START Page excerpt
That doesn’t seem to work in Blender 2.8. I suspect it’s because the render tab now completely changes depending on what render engine you select. I don’t get an error, just no panel.
I suspect I need a different string for bl_context. I’ve tried everything I can think of - “rendercycles, render_cycles etc. etc.”. Nothing seems to work.
It should still work, we use identical code in Blender itself still. The render properties got split into render and output but it should appear in the first still.
Hard to say what might be the problem without more context, maybe the poll function is checking for Blender Internal or something like that.
I tested “render” yesterday and it does still work. Load the “Simple Panel” example and change the bl_context to render.
@brecht is there a way to find all the bl_context options with python? Bl_context options not listed in the API and the only way I know to get those is browse the source code.
At your suggestion, I just did exactly that. Used the Simple Panel example from the Blender 2.8 API reference.
Same problem I have with my add-on. It will only appear in Object or Material. Every other value (“render”, “output” etc.) definitely doesn’t work (for me).
Bit out of my depth, but I assume it wouldn’t be Linux specific?
@brecht@AFWS Screenshot just to provide I am not (completely) insane. I can only post one image as a new user, so I can’t show you that it does work with “object”.
This is using the Simple Panel example from the Blender 2.8 API.
END Page excerpt
START Records shown
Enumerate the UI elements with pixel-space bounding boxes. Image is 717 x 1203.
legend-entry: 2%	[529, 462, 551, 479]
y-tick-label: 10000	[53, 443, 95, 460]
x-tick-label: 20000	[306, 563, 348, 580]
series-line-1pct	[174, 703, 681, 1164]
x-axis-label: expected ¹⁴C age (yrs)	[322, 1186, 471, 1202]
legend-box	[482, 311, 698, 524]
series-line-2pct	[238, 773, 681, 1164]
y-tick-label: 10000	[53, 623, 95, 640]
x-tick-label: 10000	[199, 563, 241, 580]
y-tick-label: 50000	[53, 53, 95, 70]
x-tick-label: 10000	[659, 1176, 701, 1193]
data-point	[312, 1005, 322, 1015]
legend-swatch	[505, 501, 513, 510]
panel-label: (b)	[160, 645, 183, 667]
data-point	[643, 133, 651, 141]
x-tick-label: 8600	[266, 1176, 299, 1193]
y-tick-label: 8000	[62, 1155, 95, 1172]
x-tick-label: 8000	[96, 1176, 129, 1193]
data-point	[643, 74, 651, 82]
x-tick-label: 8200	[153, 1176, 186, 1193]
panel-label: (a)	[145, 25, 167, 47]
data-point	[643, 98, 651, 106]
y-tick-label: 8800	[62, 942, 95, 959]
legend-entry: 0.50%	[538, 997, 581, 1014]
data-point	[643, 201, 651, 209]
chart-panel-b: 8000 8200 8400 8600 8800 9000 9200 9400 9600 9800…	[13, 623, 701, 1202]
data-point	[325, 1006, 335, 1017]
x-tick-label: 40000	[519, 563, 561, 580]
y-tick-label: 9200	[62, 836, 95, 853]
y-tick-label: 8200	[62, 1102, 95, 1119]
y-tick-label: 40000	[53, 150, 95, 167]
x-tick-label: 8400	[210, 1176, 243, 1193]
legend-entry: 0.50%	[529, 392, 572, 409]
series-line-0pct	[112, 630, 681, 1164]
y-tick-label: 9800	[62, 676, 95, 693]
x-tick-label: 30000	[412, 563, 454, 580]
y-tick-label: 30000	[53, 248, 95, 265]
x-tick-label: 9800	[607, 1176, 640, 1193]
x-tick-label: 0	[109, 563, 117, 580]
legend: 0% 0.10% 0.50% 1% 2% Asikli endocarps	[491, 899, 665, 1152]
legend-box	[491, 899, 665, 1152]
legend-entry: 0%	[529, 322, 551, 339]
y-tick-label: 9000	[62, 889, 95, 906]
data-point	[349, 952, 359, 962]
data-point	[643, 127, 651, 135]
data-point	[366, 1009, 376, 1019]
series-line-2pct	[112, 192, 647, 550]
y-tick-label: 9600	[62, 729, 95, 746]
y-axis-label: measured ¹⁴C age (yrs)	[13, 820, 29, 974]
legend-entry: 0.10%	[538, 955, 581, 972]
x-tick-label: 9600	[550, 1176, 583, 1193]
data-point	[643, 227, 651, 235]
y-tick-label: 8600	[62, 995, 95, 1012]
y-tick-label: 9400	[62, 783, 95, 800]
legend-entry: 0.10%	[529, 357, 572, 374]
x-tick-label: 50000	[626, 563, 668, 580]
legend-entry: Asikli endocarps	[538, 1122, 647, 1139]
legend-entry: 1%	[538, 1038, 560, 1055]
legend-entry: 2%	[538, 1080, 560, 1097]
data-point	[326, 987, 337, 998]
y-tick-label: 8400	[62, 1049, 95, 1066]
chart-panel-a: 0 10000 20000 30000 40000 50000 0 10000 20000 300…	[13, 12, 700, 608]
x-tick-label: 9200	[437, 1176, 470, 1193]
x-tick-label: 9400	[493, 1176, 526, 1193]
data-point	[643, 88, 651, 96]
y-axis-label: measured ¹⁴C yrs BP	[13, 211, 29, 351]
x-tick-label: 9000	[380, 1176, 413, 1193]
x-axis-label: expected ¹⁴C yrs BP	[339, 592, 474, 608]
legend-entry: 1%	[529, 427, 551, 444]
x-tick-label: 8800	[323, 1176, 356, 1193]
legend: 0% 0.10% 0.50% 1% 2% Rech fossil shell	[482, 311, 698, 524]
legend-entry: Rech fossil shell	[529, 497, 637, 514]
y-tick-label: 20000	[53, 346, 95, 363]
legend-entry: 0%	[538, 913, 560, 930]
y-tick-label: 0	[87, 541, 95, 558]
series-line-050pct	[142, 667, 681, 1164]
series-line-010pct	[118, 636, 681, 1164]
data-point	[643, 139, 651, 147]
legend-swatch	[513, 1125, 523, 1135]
END Records shown
(Activity list)
a: Using the Blender forum thread, say whether each statement agrees with it, answering yes or no and quoting the words that decide it: (i) The render properties were split into render and output. (ii) One poster's add-on shows up in every properties tab. (iii) As a new user, the poster can post several images.
b: In the Blender forum thread, which example from the Blender 2.8 API reference did the poster use?
The data is separate material, unrelated to the Blender forum thread.

(Response list)
a:
(i) Yes: "The render properties got split into render and output"
(ii) No: "It will only appear in Object or Material."
(iii) No: "I can only post one image as a new user"

b: The Simple Panel example.